PROBLEMS TO WORK ON:
A. Please condense the paragraph of the urine-detection text that begins "Of course, in some embodiments" into a short bulleted list that keeps its main facts.
B. Translate this sentence from the urine-detection text into Spanish: "In general, the energy that is exchanged between the inducer and an energy-converting module(s) depends on the magnetic coupling coefficient, their relative impedance, and the frequency of the magnetic field."
C. Carry the urine-detection text forward by writing the next part, starting right after its final sentence.

Similarly, the urine may affect the energy-converting module, such
as via magnetic fields. The moisture shell may be a waterproof
envelope or other suitable structure or coating for preventing
urine from contacting the circuitry of the module. The moisture
shell may be useful in preventing urine from directly interacting
with metals or other materials that may be used to construct the
energy-converting module, thereby limiting potential harm to a body
exposed to the urine. The moisture shell may also prevent urine
from shorting an electrical circuit included in an
energy-converting module.
[0024] Of course, in some embodiments, an energy-converting module
without a moisture shell may be used. Such an energy-converting
module, which may include an electrical resonator, may be
configured to lose its ability to attain mutual oscillation when in
the presence of urine, because it is short circuited, for example.
Therefore, the non-insulated energy-converting module may serve as
an indication of the presence of urine, even for small quantities
of urine. An energy-converting module insulated from moisture may
be used in combination with a non-insulated module to facilitate
quantity-related detection. Furthermore, the insulated
energy-converting module may be used to determine that a
non-insulated energy-converting module is not participating as a
result of a condition other than contact with urine.
[0025] In application, detection wand 32 may be used to collaborate
with one or more energy-converting modules, such as module 42
and/or module 42'. As described above, inducer 34 may generate an
alternating magnetic field, which may be at least partially
absorbed by the energy-converting modules. The analyzing module may
then track changes in the energy distribution between system
components. In general, the energy that is exchanged between the
inducer and an energy-converting module(s) depends on the magnetic
coupling coefficient, their relative impedance, and the frequency
of the magnetic field. An ionized substance may affect the
impedance of a system component, such as by changing parasitic
capacitance or magnetic permeability, and/or change the properties
of the magnetic field such as by absorption or distortion.

DATASET SECTION:
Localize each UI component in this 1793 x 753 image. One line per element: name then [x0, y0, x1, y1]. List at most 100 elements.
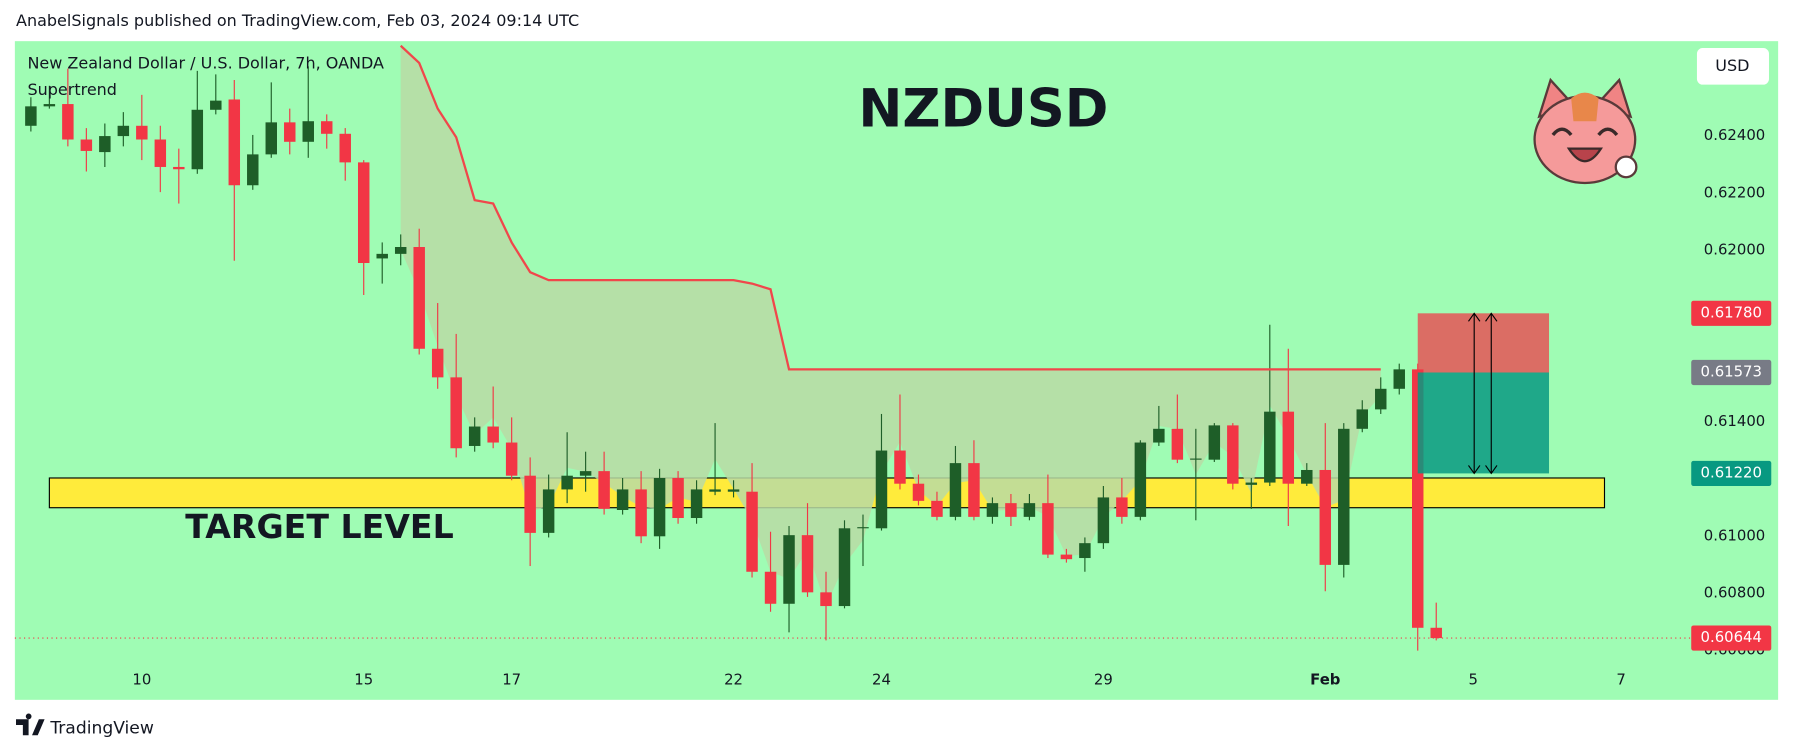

IN RESPONSE:
A.
- An energy-converting module without a moisture shell may be used.
- Such a module may include an electrical resonator and may lose its ability to attain mutual oscillation in the presence of urine, for example because it is short circuited.
- This non-insulated module can therefore indicate the presence of urine, even in small quantities.
- An insulated module used together with a non-insulated one can help with quantity-related detection.
- The insulated module can also show when a non-insulated module is not participating because of a condition other than contact with urine.

B. En general, la energía que se intercambia entre el inductor y uno o varios módulos de conversión de energía depende del coeficiente de acoplamiento magnético, de su impedancia relativa y de la frecuencia del campo magnético.

C.
[0026] Mapping the behavior of the system during a data acquisition
cycle yields one or more response curves, and/or magnetic energy
distribution functions, representing the energy distribution
pattern, as described below with reference to FIGS. 4 and 5. A
response curve may represent time-correlated variations in signal
amplitude to different frequencies of an alternating magnetic field
as measured at different locations within the system. Similarly, a
response curve may represent variation of signal level in time,
correlated with the build up and collapse of a magnetic field
associated with an electrical pulse.
[0027] In the present implementation, the detection system is
designed so that the energy distribution reacts to an ionized
substance located at an effective distance within the shared
magnetic field, and yields a system response curve and/or magnetic
energy distribution function that is distinctly different from when
the system is inert. Therefore, analysis of the response curve
and/or magnetic energy distribution function may be used to detect
the presence of urine, which is an ionized substance. If the system
is allowed to enter into a state of sympathetic oscillation, the
response curve may exhibit a unique behavior associated with a
hysteretic effect. Identifying this hysteretic effect may provide
an additional method of distinctly characterizing system response,
which is not solely dependent on amplitude measurements, and may
potentially improve the system's signal to noise ratio.
[0028] The orientation and/or distance between the inducer and an
energy-converting module may affect the value of the magnetic
coupling coefficient (K). Therefore, accurate urine detection may
depend on properly identifying the magnetic coupling coefficient.
FIG. 4 shows eight curves corresponding to wet and dry measurements
respectively taken at distances of 6 mm, 16 mm, 29 mm, and 41 mm.
The distance between an energy-converting module and the inducer
directly affects the K value. As shown, different Ks typically
result in different response curves for respective dry and wet
conditions. A response curve associated with a specific K may also
be found in an intermediate position between a curve representing a
dry condition and a curve representing a fully wet condition. It is
also within the scope of the invention to process curves that
represent a partially wetted condition.
[0029] Parameters from a plurality of known energy distribution
patterns may be stored in system memory and used to identify a
coupling coefficient during a urine detection procedure. For
example, parameters from a magnetic energy distribution function
that models a measured energy distribution pattern may be compared
to stored parameters, which act as a reference. In this manner, the
measured energy distribution pattern may be linked to a known
energy distribution pattern, and the coupling coefficient
associated with the known energy distribution pattern may be
extrapolated to the measured energy distribution pattern. Two or
more energy-converting modules, each configured to respond
differently to the same magnetic field, such as by having a
different resonance frequency and resistance, may be employed to
provide comparative information and assist in calculating K.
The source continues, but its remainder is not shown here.